── DATA FOR PROCESSING
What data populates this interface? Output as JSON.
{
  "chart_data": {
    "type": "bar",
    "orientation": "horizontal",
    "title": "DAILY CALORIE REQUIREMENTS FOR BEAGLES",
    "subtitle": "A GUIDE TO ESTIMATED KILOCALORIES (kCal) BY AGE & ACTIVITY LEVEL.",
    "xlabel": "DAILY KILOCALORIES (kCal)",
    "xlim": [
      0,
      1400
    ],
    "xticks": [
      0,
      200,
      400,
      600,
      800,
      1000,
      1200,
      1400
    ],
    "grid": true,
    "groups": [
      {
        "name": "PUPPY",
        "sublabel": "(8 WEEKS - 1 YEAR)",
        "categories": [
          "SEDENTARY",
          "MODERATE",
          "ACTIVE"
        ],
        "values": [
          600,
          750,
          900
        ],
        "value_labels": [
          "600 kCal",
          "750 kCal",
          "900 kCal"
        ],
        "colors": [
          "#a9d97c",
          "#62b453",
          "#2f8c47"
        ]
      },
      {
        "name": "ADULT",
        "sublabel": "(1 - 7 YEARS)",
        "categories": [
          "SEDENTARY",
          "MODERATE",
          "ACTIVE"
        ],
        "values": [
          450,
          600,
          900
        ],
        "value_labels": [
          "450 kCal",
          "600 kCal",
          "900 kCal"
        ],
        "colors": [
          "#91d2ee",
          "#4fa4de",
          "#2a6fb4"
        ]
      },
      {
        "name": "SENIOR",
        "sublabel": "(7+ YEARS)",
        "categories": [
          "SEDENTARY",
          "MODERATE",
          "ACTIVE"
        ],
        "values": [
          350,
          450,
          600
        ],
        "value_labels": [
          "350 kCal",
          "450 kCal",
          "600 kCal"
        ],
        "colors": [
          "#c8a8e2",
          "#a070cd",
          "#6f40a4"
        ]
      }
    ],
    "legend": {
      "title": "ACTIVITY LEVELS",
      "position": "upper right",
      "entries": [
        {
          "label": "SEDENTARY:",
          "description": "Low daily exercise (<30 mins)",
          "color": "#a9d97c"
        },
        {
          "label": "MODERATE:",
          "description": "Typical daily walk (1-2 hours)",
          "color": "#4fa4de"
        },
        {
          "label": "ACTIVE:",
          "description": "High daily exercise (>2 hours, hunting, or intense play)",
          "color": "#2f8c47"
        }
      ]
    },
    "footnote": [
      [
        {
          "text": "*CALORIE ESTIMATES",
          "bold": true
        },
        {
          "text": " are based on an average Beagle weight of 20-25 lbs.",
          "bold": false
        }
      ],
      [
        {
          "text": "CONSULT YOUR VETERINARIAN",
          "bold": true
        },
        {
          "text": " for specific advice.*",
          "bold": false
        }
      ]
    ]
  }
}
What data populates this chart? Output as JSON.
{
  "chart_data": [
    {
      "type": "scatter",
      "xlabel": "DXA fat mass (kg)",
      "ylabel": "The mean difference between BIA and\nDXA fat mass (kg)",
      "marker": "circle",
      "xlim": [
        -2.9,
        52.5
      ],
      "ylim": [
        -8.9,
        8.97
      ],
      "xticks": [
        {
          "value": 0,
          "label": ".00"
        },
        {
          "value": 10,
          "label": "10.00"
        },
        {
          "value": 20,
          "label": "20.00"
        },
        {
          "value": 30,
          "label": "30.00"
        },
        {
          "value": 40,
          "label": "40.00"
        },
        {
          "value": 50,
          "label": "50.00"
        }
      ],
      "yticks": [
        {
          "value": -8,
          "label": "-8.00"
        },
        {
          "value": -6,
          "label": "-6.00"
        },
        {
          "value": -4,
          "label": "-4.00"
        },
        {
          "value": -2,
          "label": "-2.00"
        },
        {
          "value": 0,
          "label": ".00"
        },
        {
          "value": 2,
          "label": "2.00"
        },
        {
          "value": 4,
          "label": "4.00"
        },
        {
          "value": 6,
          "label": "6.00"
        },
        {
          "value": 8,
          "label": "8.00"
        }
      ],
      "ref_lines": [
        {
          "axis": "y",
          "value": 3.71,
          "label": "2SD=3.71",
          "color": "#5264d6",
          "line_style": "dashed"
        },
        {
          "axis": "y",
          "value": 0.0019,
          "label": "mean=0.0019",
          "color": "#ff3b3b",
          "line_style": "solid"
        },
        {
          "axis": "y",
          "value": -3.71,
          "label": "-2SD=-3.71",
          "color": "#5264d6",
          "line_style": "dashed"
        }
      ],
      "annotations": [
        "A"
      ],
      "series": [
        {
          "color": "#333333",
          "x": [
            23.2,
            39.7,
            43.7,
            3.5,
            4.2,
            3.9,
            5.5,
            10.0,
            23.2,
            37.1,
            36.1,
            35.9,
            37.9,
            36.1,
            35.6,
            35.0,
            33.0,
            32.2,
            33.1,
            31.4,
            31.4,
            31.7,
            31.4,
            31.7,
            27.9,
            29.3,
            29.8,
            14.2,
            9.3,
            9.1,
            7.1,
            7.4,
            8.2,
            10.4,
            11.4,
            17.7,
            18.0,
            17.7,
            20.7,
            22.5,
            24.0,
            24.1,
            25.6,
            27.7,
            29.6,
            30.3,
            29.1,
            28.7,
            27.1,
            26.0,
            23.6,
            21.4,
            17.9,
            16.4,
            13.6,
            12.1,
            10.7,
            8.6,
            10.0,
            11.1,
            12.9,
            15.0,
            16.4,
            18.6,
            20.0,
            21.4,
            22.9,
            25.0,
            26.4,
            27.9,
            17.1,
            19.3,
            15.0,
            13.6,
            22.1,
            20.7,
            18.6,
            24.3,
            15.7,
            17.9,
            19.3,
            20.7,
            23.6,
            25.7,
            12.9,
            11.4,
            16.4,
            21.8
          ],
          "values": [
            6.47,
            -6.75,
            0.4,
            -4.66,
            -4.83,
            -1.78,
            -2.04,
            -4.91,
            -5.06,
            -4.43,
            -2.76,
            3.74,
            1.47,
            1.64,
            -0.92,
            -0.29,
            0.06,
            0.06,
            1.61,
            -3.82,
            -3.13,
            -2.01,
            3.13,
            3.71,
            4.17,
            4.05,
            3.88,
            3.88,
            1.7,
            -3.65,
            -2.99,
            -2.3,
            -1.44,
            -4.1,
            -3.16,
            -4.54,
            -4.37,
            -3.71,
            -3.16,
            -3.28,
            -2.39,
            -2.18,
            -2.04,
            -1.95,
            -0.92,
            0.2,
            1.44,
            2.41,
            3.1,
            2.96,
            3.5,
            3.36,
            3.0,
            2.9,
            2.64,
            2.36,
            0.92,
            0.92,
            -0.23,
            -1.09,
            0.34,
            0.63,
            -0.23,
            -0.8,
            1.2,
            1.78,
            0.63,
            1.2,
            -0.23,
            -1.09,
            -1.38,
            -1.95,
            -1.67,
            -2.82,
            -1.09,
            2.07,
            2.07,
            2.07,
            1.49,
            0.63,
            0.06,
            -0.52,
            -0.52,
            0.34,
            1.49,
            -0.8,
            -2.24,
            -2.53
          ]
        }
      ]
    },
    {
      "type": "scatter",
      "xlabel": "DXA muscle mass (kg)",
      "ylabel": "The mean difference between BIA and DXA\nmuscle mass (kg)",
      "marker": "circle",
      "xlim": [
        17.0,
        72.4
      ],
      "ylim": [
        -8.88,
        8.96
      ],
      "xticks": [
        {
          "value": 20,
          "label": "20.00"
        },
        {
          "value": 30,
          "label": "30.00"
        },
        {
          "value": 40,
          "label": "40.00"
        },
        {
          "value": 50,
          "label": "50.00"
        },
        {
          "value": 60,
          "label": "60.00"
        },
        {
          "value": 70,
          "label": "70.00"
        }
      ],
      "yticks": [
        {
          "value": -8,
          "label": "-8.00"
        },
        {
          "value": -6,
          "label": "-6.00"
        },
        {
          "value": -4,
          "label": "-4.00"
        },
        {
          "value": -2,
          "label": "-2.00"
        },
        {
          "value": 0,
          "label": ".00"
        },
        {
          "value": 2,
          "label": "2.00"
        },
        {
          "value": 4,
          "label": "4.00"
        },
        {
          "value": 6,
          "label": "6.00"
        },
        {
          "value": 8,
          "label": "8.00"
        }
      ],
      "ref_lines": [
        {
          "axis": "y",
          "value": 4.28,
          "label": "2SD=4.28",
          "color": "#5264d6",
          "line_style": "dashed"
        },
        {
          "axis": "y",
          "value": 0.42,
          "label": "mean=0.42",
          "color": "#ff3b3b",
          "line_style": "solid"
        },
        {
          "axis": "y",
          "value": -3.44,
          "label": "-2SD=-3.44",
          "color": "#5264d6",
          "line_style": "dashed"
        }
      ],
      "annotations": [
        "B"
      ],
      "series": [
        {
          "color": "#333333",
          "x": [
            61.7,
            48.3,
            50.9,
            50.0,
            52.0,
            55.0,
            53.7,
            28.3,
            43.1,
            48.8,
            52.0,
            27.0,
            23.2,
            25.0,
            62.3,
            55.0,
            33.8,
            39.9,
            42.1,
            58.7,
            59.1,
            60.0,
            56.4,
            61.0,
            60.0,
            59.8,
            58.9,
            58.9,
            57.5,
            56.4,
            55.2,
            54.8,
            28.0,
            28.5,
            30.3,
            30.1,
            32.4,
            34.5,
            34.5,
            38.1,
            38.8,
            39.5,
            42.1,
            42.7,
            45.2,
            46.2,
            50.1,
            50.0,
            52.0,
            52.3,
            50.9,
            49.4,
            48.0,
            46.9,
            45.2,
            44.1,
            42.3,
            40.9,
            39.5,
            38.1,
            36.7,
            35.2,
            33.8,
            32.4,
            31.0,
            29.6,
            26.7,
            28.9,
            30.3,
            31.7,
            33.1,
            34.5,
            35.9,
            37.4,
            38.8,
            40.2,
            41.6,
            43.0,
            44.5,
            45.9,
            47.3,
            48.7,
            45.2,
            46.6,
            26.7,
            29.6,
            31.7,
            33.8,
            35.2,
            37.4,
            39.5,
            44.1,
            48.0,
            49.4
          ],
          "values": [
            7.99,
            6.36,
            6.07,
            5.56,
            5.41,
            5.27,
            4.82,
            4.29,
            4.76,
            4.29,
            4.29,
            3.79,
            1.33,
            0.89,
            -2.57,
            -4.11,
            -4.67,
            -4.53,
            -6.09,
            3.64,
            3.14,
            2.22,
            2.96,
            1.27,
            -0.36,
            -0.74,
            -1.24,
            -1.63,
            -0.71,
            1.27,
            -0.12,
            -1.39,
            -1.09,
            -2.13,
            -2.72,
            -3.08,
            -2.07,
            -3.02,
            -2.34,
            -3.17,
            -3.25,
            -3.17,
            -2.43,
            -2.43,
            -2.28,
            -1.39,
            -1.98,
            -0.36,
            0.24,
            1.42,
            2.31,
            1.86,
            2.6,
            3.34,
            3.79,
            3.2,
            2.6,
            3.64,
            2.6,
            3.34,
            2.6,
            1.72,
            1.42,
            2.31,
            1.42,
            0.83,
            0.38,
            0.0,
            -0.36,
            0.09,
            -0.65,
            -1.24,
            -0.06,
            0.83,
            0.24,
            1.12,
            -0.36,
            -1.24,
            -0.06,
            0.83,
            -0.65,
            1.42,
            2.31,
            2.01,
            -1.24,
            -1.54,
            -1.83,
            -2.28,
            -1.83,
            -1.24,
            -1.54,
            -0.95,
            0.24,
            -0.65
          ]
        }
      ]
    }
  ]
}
────
- GOAL -
Scan the material above for the string "Output" and report each line where you find it.

- FULL ANSWER -
What data populates this interface? Output as JSON.
What data populates this chart? Output as JSON.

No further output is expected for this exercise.